- **Source records**
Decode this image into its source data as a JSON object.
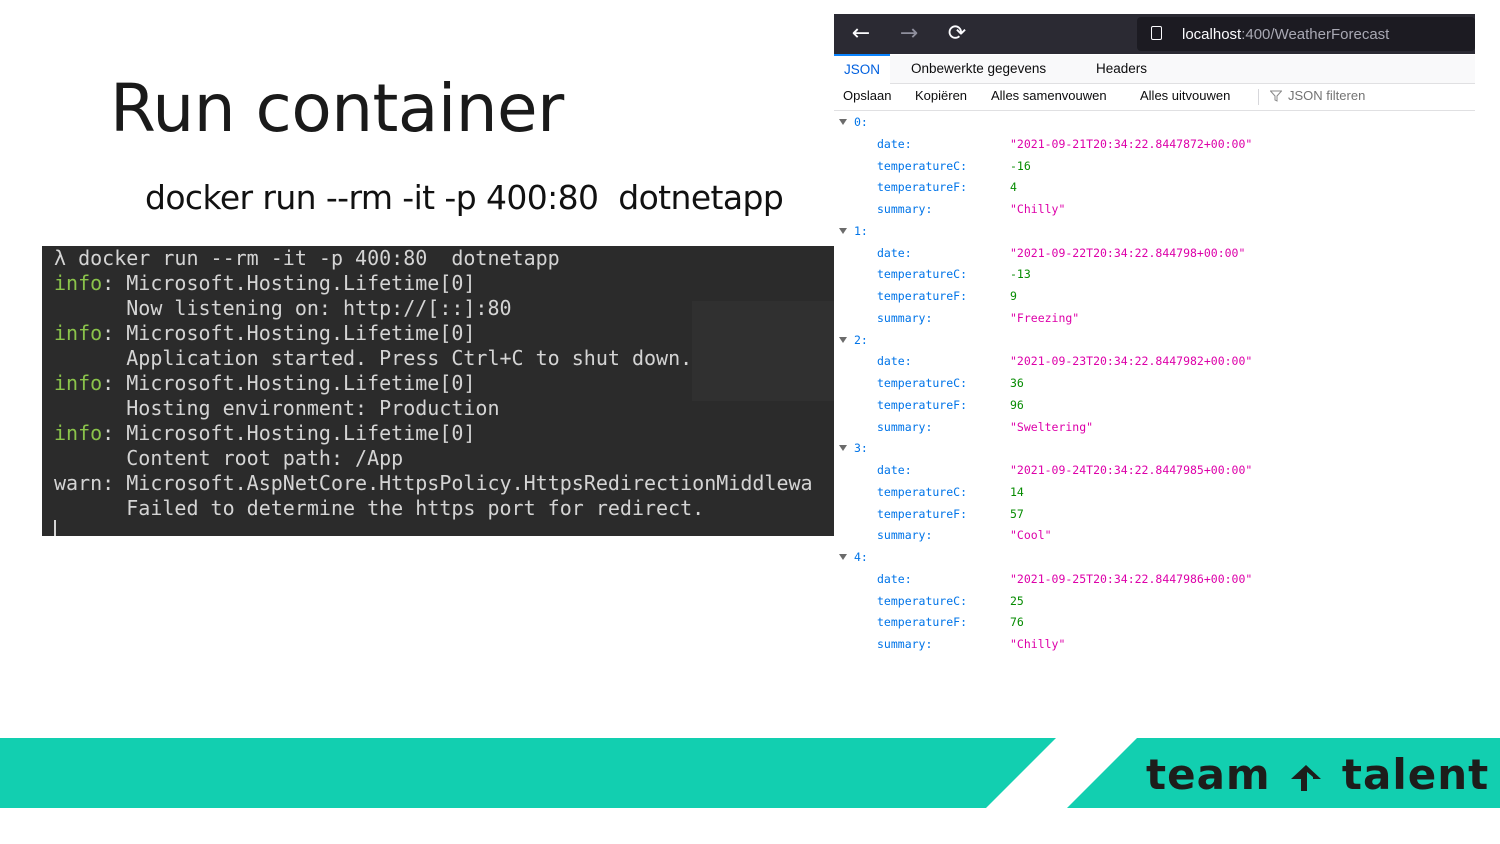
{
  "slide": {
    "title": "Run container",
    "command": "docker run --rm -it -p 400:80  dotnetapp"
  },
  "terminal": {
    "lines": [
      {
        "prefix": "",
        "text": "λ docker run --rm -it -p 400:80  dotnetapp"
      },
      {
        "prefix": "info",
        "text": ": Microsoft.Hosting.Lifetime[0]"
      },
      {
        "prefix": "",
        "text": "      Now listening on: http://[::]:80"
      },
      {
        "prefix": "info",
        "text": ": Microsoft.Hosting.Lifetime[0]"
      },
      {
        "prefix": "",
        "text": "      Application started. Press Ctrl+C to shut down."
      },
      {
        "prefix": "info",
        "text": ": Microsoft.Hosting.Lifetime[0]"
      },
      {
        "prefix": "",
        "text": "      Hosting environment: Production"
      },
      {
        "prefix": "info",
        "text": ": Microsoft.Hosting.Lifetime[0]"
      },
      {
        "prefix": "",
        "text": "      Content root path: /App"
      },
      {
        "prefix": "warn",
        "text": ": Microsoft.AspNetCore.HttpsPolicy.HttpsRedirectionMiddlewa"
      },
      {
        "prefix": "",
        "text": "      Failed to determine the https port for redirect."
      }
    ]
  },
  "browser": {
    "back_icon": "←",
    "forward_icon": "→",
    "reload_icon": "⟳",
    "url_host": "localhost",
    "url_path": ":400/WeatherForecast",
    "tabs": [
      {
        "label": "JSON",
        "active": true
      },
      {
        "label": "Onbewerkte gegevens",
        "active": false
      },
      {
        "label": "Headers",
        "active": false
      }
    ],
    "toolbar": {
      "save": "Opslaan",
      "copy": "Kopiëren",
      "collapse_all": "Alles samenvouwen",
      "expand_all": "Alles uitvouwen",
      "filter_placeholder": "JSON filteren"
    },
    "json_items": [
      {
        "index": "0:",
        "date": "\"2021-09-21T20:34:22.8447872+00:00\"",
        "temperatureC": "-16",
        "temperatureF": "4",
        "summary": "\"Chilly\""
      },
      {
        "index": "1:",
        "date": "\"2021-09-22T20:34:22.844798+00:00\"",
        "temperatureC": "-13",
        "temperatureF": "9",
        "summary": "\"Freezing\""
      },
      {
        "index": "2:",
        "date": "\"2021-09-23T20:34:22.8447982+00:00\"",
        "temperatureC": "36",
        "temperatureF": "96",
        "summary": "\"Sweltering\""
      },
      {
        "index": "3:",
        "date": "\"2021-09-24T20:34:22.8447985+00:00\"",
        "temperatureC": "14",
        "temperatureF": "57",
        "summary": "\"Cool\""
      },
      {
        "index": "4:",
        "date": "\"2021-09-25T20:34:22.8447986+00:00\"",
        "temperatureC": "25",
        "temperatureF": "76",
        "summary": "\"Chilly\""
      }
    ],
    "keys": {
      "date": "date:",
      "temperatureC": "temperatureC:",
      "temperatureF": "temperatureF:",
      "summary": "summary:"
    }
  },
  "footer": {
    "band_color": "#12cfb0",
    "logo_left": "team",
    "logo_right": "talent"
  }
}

* * *

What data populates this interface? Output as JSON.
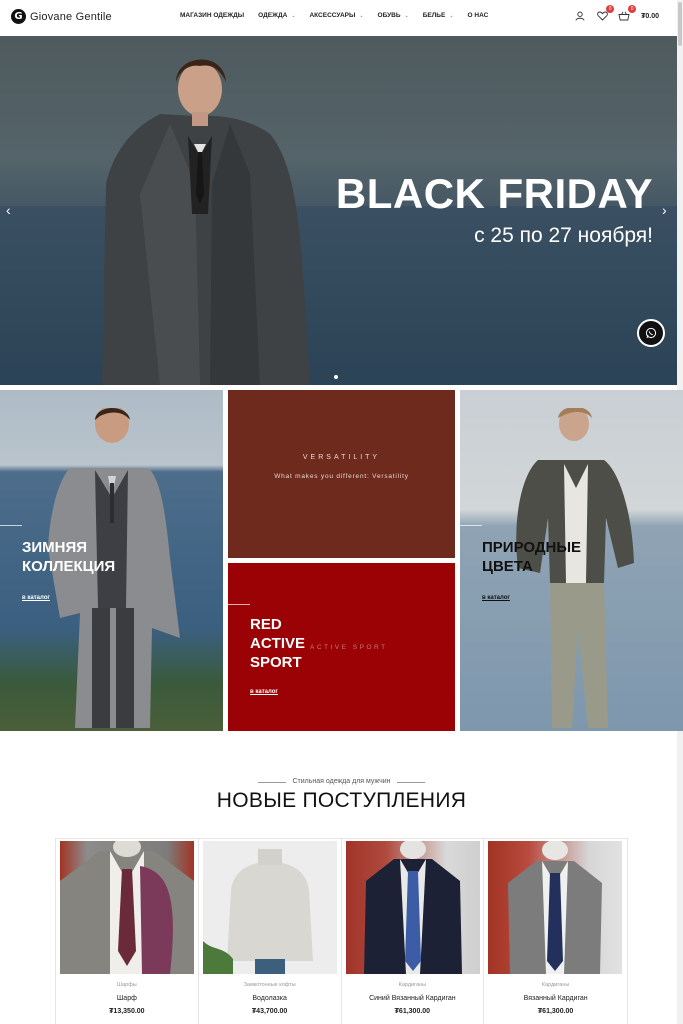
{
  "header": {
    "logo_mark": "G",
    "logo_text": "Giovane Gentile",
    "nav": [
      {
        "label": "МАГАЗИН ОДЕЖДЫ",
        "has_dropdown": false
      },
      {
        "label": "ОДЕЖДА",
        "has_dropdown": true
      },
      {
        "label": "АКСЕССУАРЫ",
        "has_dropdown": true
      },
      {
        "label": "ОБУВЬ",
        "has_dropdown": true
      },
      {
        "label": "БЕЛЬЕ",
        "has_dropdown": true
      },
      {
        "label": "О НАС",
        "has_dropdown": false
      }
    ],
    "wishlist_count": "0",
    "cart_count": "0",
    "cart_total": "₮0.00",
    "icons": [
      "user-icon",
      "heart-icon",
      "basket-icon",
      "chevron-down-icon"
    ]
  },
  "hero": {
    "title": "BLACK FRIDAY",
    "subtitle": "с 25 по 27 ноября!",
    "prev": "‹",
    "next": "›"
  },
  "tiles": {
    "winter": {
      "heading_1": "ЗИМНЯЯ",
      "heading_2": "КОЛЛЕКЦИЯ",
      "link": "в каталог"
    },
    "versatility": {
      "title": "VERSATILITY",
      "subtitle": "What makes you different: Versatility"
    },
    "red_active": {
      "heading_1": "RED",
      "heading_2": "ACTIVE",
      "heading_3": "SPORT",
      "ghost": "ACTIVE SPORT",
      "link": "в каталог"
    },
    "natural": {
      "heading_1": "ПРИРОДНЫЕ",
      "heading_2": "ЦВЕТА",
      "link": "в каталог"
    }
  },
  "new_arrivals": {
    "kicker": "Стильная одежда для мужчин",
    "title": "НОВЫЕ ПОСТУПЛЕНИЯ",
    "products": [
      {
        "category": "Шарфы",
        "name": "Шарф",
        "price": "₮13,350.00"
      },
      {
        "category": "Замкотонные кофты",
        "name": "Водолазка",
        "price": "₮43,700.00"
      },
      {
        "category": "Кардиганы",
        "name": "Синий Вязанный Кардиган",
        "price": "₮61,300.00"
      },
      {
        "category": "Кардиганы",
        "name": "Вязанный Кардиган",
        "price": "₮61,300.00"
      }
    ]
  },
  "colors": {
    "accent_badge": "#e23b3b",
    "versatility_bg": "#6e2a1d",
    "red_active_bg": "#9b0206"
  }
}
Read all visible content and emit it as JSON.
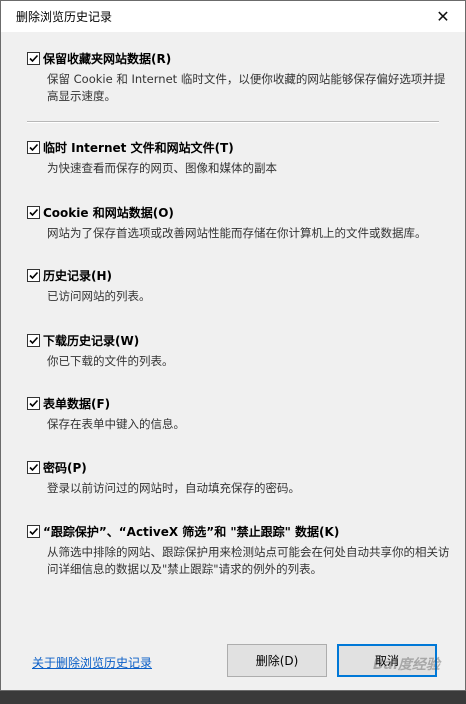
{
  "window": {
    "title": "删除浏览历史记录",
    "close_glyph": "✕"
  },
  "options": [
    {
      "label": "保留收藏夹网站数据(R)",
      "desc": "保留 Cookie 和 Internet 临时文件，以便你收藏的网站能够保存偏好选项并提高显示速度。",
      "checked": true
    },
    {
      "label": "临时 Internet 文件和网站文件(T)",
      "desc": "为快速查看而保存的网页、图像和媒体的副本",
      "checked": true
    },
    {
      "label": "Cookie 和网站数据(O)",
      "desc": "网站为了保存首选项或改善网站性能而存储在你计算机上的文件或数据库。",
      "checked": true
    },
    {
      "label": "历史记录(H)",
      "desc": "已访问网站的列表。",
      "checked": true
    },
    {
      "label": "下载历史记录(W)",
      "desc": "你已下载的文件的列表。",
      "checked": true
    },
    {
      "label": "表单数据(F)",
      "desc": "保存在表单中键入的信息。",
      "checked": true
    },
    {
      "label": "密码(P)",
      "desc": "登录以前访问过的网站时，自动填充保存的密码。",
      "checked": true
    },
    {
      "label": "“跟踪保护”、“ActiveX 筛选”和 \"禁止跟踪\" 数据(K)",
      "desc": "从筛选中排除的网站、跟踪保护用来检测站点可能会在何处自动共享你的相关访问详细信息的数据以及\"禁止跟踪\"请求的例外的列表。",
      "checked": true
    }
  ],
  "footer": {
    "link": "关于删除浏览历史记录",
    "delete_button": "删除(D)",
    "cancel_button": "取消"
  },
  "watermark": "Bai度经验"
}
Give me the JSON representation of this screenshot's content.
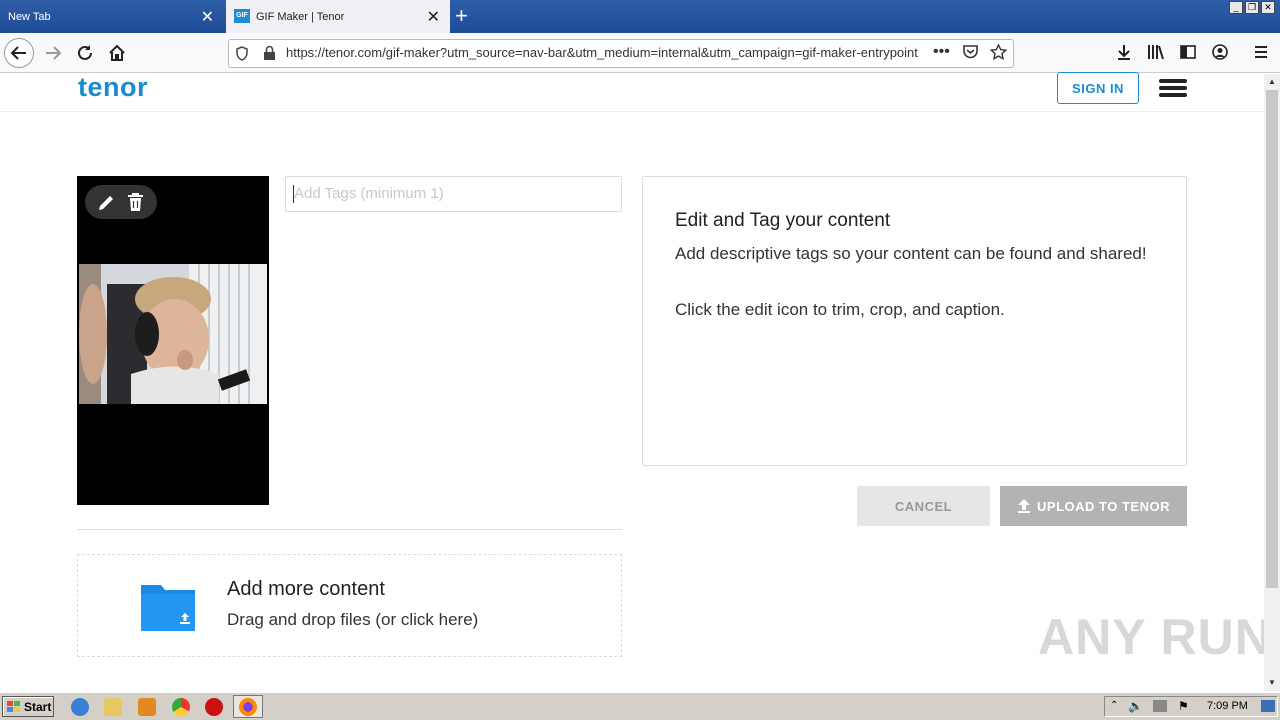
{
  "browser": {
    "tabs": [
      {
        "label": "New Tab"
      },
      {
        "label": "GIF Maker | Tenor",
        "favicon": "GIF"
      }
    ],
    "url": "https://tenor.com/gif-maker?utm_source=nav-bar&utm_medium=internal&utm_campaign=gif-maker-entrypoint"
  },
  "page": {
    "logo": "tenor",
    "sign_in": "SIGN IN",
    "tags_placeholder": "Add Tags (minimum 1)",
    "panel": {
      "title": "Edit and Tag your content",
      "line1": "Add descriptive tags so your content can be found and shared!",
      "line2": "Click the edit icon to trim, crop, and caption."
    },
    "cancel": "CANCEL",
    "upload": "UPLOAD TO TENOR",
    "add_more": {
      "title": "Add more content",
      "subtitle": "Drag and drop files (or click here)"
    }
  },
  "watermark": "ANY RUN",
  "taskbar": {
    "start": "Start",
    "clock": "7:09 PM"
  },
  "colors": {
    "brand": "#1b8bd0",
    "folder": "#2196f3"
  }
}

--

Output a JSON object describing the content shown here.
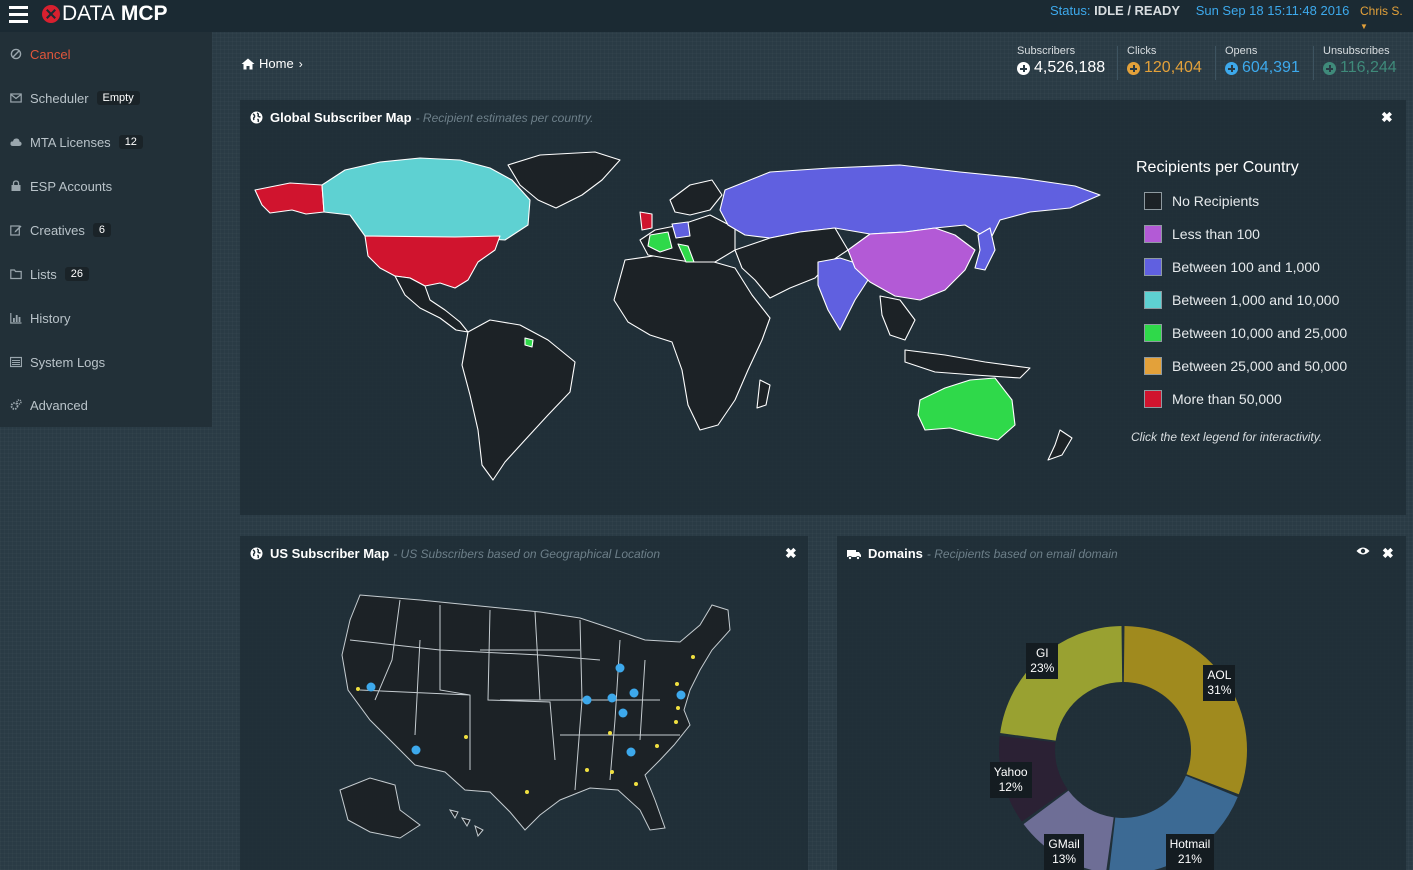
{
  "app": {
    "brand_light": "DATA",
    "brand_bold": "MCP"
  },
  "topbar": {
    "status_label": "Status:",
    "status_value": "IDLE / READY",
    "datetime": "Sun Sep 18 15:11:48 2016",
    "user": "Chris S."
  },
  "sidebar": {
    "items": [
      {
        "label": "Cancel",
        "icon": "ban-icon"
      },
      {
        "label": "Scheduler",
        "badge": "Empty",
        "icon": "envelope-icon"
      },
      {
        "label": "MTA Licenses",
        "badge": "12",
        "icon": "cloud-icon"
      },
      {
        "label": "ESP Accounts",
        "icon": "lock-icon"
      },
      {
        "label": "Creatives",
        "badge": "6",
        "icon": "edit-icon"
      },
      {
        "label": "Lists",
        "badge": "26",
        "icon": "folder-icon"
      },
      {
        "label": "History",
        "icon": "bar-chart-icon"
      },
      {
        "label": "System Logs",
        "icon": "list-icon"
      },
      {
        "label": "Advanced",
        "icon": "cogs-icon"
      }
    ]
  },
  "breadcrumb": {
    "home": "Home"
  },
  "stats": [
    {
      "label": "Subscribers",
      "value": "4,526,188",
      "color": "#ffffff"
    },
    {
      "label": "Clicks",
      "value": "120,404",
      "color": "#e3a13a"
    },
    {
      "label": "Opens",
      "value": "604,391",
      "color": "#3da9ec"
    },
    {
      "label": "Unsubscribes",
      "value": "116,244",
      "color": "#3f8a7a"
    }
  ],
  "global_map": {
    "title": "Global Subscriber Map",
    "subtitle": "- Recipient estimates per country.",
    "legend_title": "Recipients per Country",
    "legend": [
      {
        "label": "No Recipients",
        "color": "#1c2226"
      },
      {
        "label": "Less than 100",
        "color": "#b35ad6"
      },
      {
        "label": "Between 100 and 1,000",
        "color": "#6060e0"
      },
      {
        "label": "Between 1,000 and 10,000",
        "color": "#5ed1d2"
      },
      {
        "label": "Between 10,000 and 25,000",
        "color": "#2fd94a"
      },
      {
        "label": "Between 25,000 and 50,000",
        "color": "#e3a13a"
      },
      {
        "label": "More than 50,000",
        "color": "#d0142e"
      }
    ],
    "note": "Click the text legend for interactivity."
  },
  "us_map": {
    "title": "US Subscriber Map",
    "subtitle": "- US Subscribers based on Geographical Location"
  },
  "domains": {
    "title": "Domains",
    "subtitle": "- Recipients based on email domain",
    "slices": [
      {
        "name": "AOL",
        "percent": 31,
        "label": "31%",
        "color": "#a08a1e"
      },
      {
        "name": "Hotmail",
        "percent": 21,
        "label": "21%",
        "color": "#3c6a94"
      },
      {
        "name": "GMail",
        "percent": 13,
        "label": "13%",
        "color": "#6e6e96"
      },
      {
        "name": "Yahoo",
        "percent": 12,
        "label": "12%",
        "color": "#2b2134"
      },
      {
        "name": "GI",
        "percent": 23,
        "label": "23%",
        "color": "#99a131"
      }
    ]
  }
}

- **Requirement**
Lines containing the string "this" should be counted; reply with their number and nothing more.

- **Written reply**
3